WRITTEN INSTRUCTION :: Print the lines from the start of the records through the line containing "skill-item [52,602,352,651]", inclusive, reproducing each one character for character.

[Layout region records]
- - - - - - -

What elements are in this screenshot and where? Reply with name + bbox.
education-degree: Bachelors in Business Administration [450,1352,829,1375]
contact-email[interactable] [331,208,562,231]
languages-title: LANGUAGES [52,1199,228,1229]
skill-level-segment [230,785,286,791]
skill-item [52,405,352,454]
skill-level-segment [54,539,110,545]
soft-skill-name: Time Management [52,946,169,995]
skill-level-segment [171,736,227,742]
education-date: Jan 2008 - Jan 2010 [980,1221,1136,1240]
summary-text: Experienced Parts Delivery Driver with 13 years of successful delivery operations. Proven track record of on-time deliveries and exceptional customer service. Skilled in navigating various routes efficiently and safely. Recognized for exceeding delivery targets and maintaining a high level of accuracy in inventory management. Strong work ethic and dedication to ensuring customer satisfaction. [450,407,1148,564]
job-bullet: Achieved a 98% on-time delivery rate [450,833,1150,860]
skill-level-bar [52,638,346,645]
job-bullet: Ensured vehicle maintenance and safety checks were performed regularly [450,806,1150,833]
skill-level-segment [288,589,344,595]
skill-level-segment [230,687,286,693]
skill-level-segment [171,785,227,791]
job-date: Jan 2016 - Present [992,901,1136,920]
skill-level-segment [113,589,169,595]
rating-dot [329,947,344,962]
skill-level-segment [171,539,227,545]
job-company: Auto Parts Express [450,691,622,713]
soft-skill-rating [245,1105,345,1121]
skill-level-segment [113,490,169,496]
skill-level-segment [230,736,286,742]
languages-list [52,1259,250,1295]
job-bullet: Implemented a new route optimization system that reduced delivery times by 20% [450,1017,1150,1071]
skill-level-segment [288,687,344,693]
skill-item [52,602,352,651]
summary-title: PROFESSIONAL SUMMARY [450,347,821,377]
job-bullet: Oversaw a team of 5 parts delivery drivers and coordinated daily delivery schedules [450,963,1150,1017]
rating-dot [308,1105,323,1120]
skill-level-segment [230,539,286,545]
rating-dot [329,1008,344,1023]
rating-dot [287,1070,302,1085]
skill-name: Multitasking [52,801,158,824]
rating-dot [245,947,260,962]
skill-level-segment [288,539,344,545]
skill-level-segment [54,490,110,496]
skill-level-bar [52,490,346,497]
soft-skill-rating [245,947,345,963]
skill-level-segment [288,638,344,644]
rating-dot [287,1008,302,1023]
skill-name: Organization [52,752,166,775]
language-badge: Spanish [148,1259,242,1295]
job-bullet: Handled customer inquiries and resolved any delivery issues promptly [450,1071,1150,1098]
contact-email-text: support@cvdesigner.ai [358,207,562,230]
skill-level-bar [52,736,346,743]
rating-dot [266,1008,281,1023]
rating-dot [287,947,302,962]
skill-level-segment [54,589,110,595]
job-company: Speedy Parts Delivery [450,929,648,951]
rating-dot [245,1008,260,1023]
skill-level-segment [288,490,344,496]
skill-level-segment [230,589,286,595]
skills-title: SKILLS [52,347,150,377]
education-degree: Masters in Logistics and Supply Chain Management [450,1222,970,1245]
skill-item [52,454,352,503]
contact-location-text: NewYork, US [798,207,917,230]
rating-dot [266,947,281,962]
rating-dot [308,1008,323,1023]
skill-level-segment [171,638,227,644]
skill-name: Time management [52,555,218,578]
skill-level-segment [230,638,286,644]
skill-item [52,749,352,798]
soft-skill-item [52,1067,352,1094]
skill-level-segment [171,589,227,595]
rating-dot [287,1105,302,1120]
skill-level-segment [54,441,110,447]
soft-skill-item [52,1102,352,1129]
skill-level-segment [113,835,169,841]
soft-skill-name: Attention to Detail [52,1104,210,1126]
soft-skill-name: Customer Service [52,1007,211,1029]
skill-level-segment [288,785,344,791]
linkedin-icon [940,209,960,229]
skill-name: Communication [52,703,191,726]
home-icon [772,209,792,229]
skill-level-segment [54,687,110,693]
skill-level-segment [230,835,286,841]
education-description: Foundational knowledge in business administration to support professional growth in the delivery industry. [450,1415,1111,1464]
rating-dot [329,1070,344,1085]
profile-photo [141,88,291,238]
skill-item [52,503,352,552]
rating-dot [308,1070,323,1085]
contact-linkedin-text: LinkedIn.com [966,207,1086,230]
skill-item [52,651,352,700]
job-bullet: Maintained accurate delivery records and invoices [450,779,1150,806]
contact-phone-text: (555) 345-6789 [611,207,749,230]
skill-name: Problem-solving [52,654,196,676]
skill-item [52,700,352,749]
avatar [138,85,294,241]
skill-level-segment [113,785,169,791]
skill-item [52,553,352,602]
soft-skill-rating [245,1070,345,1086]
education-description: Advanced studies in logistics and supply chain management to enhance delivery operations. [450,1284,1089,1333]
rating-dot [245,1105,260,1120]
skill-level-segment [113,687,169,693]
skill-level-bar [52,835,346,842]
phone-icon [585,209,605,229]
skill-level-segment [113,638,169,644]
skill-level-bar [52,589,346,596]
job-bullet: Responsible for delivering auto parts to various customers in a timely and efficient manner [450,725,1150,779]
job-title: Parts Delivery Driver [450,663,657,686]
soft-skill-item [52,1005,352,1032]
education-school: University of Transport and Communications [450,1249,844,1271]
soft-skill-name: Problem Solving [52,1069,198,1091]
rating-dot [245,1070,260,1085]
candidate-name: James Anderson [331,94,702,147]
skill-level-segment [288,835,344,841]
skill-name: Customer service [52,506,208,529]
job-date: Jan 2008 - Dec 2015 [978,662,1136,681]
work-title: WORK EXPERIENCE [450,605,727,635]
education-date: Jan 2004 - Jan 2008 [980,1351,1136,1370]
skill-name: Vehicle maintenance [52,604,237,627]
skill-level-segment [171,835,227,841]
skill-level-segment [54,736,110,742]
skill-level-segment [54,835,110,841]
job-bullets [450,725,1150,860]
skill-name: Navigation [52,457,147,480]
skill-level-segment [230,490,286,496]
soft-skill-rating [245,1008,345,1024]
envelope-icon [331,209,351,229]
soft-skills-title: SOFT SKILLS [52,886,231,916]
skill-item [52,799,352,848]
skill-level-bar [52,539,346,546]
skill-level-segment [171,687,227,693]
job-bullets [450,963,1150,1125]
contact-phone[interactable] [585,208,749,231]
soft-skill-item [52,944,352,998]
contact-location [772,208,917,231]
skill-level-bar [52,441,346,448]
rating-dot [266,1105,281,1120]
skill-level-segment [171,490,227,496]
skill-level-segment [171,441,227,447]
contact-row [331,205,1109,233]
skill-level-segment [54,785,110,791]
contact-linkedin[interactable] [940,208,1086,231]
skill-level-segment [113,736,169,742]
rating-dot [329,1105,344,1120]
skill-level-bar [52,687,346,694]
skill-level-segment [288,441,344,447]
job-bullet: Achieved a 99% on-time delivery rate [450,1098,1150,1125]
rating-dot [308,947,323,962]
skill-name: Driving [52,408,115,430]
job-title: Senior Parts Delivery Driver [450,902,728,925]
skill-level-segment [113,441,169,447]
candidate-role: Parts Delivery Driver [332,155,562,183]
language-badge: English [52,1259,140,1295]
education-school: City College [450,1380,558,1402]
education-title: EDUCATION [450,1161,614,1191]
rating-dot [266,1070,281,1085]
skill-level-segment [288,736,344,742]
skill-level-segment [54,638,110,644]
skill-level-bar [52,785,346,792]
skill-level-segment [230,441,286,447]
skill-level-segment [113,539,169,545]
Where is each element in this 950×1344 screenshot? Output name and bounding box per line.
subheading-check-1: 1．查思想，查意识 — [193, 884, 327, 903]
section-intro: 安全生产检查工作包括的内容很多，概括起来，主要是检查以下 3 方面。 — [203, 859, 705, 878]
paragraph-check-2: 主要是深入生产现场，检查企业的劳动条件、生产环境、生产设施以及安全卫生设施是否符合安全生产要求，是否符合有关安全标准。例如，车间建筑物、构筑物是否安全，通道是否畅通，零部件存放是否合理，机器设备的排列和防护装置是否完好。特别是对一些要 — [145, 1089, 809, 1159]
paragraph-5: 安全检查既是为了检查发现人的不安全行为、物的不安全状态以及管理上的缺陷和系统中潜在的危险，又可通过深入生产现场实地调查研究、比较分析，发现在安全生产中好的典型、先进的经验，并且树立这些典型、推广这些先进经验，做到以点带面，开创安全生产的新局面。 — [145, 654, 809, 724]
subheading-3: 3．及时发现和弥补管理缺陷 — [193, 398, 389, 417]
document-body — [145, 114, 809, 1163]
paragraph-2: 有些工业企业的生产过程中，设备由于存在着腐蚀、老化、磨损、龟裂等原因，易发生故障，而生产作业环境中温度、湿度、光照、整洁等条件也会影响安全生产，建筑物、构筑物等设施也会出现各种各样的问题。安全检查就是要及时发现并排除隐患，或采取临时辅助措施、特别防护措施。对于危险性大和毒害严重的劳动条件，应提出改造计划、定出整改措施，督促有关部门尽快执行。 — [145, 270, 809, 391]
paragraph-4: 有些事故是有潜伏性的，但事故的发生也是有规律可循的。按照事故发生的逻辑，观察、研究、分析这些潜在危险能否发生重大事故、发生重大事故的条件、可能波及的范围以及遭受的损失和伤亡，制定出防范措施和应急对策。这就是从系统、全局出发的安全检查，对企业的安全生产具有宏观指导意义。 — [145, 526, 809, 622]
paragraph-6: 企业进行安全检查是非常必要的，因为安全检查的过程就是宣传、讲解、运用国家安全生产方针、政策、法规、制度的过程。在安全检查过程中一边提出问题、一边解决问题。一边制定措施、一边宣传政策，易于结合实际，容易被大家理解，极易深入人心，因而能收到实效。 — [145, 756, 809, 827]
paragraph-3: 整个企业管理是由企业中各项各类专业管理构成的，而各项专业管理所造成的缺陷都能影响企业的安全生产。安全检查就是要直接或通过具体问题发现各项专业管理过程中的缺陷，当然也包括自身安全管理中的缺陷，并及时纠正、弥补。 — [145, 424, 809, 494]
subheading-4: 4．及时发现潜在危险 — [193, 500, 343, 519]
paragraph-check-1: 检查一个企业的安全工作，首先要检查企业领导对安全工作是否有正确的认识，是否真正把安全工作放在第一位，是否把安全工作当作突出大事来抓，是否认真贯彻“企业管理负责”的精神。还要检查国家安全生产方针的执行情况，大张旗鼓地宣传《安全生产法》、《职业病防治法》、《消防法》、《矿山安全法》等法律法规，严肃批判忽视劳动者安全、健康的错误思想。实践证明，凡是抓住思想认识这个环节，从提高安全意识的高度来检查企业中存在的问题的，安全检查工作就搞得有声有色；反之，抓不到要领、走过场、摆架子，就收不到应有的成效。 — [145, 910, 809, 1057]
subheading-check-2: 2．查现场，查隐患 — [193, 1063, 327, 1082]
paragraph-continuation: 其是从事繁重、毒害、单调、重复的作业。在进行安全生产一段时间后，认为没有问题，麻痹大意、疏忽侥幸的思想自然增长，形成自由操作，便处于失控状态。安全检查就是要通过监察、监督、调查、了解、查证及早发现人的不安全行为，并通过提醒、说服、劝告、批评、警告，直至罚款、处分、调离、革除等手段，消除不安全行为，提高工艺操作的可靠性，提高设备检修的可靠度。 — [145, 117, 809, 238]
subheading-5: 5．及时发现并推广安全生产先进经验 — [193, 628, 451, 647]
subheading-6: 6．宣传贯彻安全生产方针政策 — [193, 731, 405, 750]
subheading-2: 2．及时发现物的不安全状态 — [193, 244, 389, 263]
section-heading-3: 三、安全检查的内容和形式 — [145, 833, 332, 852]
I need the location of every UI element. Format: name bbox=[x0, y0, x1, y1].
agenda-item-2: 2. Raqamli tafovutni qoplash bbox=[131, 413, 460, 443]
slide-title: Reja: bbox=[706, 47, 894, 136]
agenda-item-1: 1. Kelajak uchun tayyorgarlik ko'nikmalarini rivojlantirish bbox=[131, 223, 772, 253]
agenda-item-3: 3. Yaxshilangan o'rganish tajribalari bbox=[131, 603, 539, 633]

- - - - - - -

OUTPUT ::
What elements are in this screenshot and where? Reply with name + bbox.
education-degree: Bachelors in Business Administration [450,1352,829,1375]
contact-email[interactable] [331,208,562,231]
languages-title: LANGUAGES [52,1199,228,1229]
skill-level-segment [230,785,286,791]
skill-item [52,405,352,454]
skill-level-segment [54,539,110,545]
soft-skill-name: Time Management [52,946,169,995]
skill-level-segment [171,736,227,742]
education-date: Jan 2008 - Jan 2010 [980,1221,1136,1240]
summary-text: Experienced Parts Delivery Driver with 13 years of successful delivery operations. Proven track record of on-time deliveries and exceptional customer service. Skilled in navigating various routes efficiently and safely. Recognized for exceeding delivery targets and maintaining a high level of accuracy in inventory management. Strong work ethic and dedication to ensuring customer satisfaction. [450,407,1148,564]
job-bullet: Achieved a 98% on-time delivery rate [450,833,1150,860]
skill-level-bar [52,638,346,645]
job-bullet: Ensured vehicle maintenance and safety checks were performed regularly [450,806,1150,833]
skill-level-segment [288,589,344,595]
skill-level-segment [230,687,286,693]
skill-level-segment [171,785,227,791]
job-date: Jan 2016 - Present [992,901,1136,920]
skill-level-segment [113,589,169,595]
rating-dot [329,947,344,962]
skill-level-segment [171,539,227,545]
job-company: Auto Parts Express [450,691,622,713]
soft-skill-rating [245,1105,345,1121]
skill-level-segment [113,490,169,496]
skill-level-segment [230,736,286,742]
languages-list [52,1259,250,1295]
job-bullet: Implemented a new route optimization system that reduced delivery times by 20% [450,1017,1150,1071]
skill-level-segment [288,687,344,693]
skill-item [52,602,352,651]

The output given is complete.